_RECORDED DATA_.
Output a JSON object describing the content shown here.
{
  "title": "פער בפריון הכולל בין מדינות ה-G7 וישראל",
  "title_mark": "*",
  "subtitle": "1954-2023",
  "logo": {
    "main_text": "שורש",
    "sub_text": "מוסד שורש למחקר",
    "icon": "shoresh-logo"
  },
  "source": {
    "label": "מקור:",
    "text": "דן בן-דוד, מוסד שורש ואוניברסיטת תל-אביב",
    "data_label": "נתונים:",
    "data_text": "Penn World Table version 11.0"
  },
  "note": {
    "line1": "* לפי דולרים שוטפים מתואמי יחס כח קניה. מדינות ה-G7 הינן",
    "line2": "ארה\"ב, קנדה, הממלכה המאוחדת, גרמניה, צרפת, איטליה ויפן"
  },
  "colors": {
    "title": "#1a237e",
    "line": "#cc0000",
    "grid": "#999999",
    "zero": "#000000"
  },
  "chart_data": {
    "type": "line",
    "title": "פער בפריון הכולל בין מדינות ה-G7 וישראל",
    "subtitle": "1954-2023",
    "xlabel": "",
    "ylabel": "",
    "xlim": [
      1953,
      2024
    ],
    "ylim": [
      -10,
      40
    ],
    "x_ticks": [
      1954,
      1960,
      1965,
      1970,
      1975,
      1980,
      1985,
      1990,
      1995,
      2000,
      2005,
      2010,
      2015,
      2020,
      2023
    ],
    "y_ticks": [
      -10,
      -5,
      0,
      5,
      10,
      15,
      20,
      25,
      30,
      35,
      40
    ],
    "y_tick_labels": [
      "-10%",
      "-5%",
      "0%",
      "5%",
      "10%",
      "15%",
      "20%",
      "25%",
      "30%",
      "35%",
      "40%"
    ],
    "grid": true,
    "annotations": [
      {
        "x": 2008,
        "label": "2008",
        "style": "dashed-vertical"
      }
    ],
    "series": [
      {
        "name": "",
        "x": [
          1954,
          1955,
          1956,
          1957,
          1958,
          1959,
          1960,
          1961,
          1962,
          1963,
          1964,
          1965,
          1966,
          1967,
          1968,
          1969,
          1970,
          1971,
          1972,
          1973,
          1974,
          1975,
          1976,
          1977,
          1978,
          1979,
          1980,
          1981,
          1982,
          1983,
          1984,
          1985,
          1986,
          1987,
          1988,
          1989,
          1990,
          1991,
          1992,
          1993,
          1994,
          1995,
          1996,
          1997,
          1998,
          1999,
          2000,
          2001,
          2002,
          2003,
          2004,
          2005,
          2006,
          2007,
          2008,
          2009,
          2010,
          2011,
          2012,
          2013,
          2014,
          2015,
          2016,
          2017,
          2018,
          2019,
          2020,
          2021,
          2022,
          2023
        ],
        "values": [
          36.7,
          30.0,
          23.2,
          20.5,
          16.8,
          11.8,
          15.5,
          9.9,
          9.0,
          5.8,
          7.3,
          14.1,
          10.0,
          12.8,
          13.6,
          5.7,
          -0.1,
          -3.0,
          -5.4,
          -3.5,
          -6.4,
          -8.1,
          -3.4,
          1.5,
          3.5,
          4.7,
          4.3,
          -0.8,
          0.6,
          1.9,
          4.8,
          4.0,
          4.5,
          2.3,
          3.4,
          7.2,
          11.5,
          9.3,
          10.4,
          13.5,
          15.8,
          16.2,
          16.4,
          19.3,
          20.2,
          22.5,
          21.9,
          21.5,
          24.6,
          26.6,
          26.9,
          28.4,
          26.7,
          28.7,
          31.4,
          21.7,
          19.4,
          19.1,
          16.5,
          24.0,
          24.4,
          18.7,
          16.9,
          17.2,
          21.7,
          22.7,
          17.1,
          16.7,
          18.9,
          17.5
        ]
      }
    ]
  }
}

_GIVEN INSTRUCTION_. State the number of lines in the data that include the string "בפריון", and add nothing else.

_ANSWER TO THIS PROBLEM_. 2